* **Problem to work on**: From the entries that follow, list every line in which the string "number" appears.

* **Records for this task**:
(begin)

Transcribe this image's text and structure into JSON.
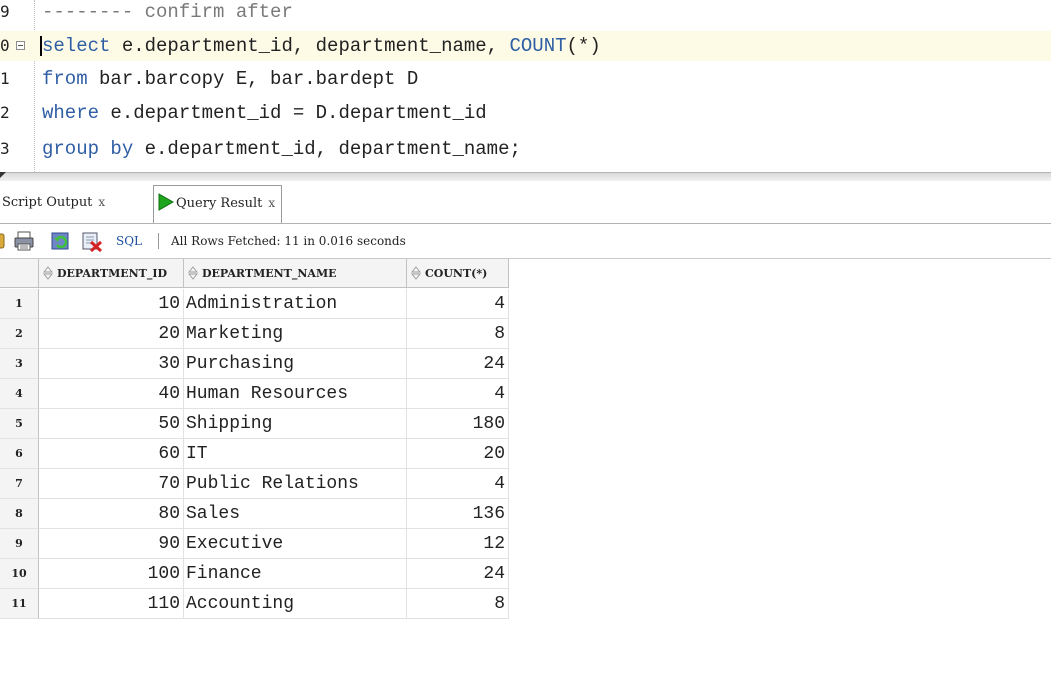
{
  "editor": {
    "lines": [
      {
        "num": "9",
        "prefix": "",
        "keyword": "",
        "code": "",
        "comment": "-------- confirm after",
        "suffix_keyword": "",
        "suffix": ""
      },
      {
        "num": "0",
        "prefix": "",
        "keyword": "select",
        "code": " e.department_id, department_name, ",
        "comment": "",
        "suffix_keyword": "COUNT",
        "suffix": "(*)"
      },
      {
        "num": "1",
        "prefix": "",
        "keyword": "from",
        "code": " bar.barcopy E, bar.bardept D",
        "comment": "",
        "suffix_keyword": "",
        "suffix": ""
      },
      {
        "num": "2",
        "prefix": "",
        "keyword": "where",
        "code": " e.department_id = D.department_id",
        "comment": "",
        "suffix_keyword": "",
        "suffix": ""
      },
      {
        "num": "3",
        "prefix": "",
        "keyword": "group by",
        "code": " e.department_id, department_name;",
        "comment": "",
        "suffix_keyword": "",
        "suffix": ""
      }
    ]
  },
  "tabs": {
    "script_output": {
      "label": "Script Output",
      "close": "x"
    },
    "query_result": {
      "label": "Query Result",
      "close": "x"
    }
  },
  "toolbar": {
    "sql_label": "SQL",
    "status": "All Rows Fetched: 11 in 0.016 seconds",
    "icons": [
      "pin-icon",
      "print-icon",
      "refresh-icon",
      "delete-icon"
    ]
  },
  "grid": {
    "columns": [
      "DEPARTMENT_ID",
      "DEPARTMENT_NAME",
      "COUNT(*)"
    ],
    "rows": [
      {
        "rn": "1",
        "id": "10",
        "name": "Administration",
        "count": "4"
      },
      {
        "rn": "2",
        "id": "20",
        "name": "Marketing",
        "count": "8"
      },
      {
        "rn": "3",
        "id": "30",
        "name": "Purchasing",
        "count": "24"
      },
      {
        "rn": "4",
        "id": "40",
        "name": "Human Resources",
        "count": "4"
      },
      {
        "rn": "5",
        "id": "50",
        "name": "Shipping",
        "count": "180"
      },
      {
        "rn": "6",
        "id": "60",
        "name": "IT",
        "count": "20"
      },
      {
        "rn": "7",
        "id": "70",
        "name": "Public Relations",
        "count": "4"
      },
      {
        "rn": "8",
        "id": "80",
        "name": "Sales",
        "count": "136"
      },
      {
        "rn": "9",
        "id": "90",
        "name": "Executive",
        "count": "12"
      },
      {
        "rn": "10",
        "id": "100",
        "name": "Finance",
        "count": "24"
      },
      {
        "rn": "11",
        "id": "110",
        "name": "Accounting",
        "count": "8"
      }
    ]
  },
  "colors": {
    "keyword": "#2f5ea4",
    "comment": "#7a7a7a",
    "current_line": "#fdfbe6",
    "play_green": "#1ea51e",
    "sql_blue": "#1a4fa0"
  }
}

(end)
(begin)

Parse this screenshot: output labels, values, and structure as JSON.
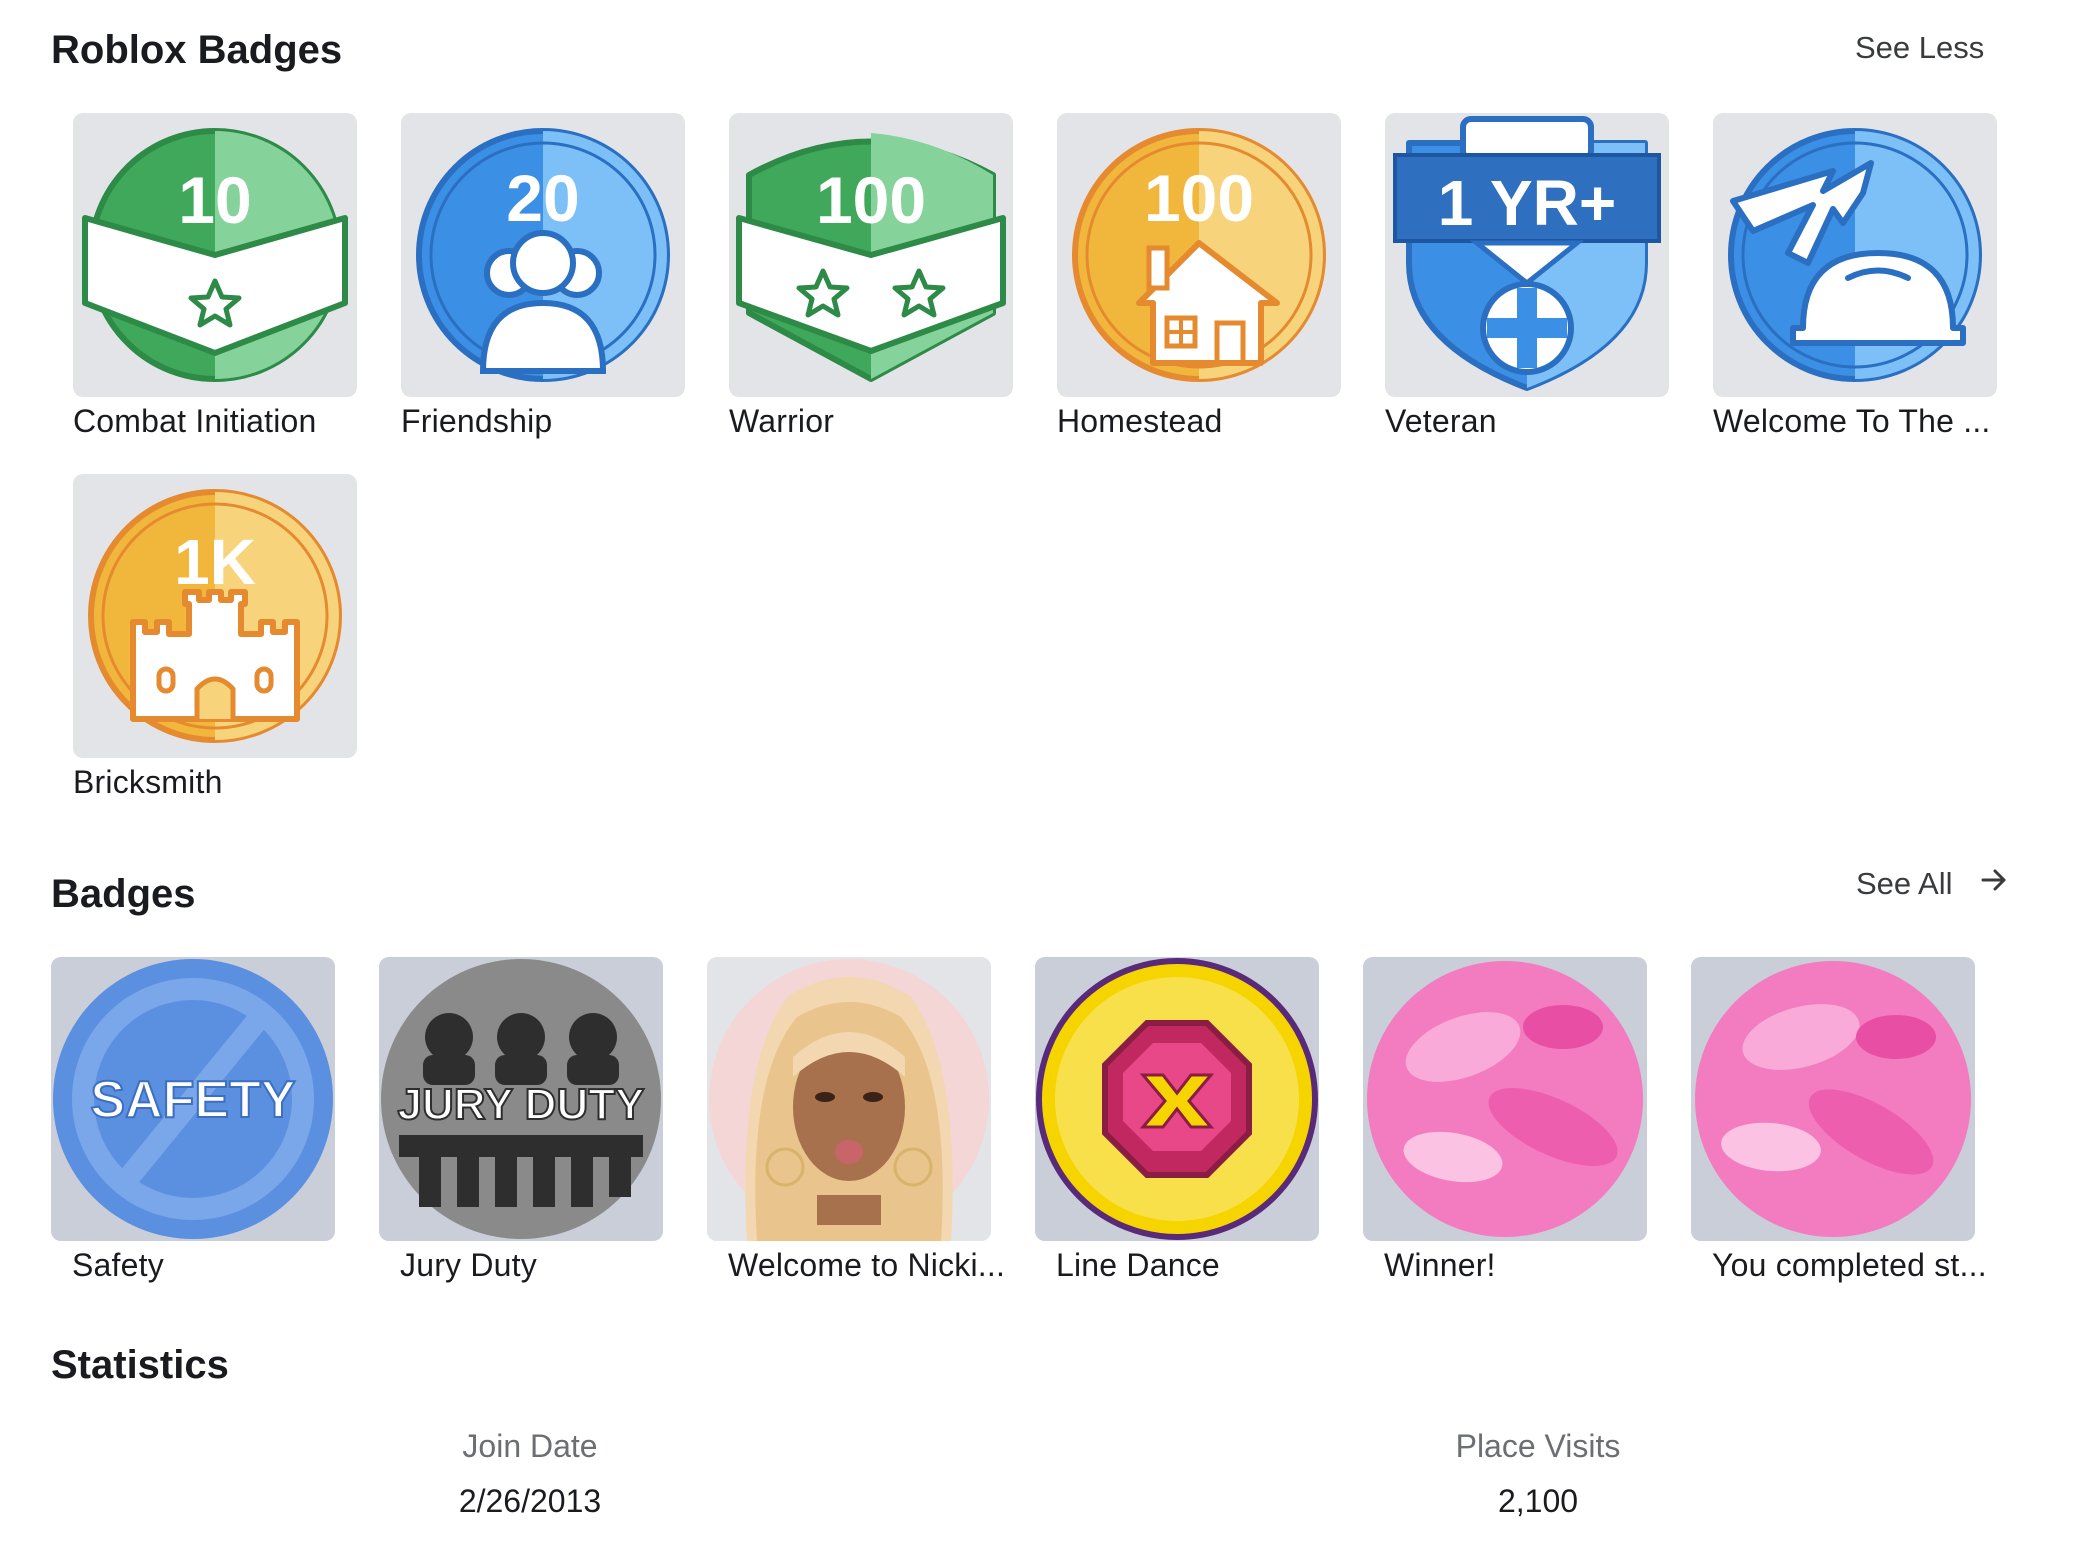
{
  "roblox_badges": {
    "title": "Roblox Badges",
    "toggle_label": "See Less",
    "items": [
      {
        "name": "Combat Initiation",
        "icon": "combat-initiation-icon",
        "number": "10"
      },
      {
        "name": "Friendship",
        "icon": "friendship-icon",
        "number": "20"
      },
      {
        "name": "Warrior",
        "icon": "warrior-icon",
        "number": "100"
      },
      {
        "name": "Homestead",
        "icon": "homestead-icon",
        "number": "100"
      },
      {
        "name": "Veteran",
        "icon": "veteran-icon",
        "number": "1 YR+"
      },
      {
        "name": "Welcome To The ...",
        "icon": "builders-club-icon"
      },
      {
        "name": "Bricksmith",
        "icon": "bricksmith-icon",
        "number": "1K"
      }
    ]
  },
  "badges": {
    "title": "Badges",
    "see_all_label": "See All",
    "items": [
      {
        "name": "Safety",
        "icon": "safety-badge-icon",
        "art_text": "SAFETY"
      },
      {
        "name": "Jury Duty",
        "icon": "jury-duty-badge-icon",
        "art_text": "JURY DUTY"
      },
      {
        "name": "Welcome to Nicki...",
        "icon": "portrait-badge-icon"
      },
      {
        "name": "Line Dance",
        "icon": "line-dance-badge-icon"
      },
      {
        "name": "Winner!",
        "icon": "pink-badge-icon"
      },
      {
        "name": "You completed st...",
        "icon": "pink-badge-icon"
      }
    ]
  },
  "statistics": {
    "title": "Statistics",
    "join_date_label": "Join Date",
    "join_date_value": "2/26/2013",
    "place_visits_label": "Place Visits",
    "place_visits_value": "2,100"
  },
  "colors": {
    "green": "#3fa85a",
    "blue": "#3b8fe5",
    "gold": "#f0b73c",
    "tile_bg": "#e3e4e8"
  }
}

(end)
(begin)

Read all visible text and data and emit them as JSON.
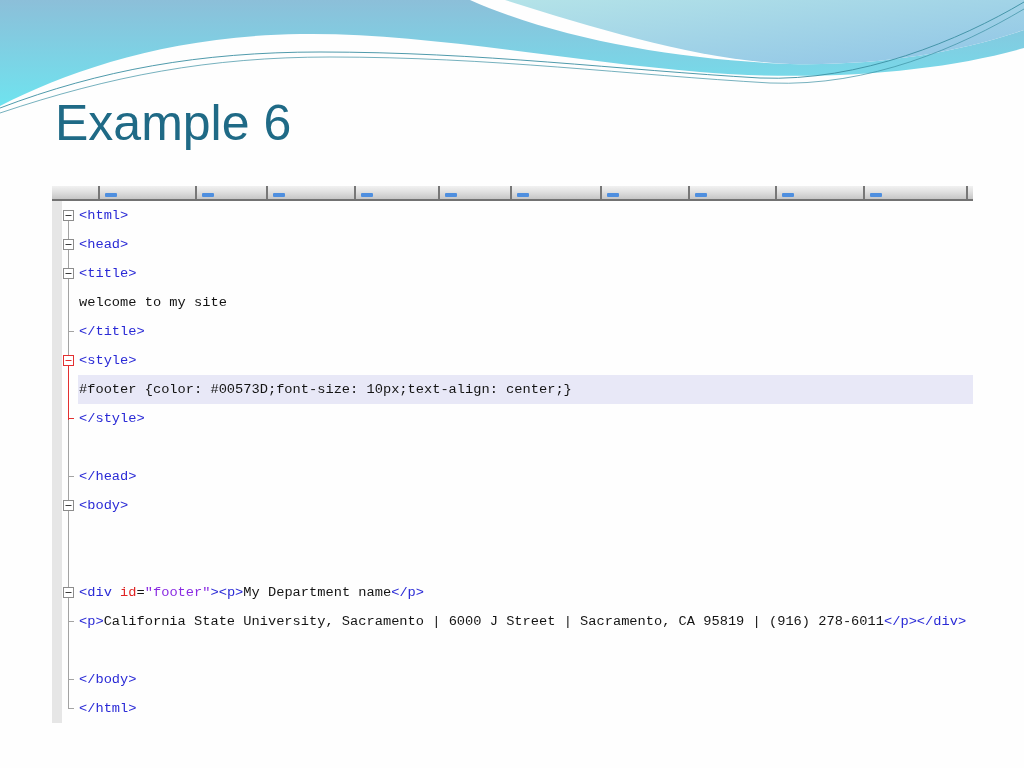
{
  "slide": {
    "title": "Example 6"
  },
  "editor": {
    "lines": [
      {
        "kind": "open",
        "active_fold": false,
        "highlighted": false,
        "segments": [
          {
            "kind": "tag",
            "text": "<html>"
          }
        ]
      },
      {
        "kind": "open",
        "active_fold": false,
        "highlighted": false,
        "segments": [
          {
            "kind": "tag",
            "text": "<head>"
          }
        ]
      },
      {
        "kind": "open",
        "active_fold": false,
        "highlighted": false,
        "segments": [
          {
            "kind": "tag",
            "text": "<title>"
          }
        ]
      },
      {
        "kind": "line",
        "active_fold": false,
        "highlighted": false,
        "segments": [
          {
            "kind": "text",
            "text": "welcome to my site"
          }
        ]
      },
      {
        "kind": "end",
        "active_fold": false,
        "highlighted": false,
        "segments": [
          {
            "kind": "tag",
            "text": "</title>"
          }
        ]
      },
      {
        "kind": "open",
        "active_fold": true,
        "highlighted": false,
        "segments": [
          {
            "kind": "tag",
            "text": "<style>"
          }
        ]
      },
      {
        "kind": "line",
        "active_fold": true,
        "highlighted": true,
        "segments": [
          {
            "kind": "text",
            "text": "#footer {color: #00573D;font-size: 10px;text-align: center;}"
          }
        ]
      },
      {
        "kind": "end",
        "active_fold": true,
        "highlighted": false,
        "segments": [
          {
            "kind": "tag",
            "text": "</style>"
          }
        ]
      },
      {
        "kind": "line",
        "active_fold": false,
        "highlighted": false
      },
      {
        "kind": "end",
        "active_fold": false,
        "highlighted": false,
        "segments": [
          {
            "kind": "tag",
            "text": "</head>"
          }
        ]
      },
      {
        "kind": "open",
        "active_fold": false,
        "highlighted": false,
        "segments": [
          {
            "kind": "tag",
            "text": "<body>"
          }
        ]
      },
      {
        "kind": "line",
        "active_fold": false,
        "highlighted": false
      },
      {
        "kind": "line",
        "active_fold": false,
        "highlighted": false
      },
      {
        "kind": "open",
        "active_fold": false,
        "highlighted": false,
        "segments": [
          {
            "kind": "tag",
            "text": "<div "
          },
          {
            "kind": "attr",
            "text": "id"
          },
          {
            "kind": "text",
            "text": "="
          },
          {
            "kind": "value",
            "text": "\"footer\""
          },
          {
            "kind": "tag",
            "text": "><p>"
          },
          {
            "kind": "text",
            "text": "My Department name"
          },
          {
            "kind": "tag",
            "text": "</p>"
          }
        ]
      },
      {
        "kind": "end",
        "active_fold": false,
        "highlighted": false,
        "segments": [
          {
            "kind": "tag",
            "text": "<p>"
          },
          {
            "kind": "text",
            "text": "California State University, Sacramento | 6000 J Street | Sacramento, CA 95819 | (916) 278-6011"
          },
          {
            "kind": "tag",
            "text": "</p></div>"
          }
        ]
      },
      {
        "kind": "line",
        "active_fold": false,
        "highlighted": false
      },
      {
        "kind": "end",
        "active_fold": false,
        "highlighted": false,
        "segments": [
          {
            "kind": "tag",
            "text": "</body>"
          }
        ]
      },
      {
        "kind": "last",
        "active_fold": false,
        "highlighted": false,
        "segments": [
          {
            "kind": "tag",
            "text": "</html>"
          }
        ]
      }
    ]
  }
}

(end)

* **Task answer**:
        "number": "10"
        "number": "20"
        "number": "100"
        "number": "100"
        "number": "1 YR+"
        "number": "1K"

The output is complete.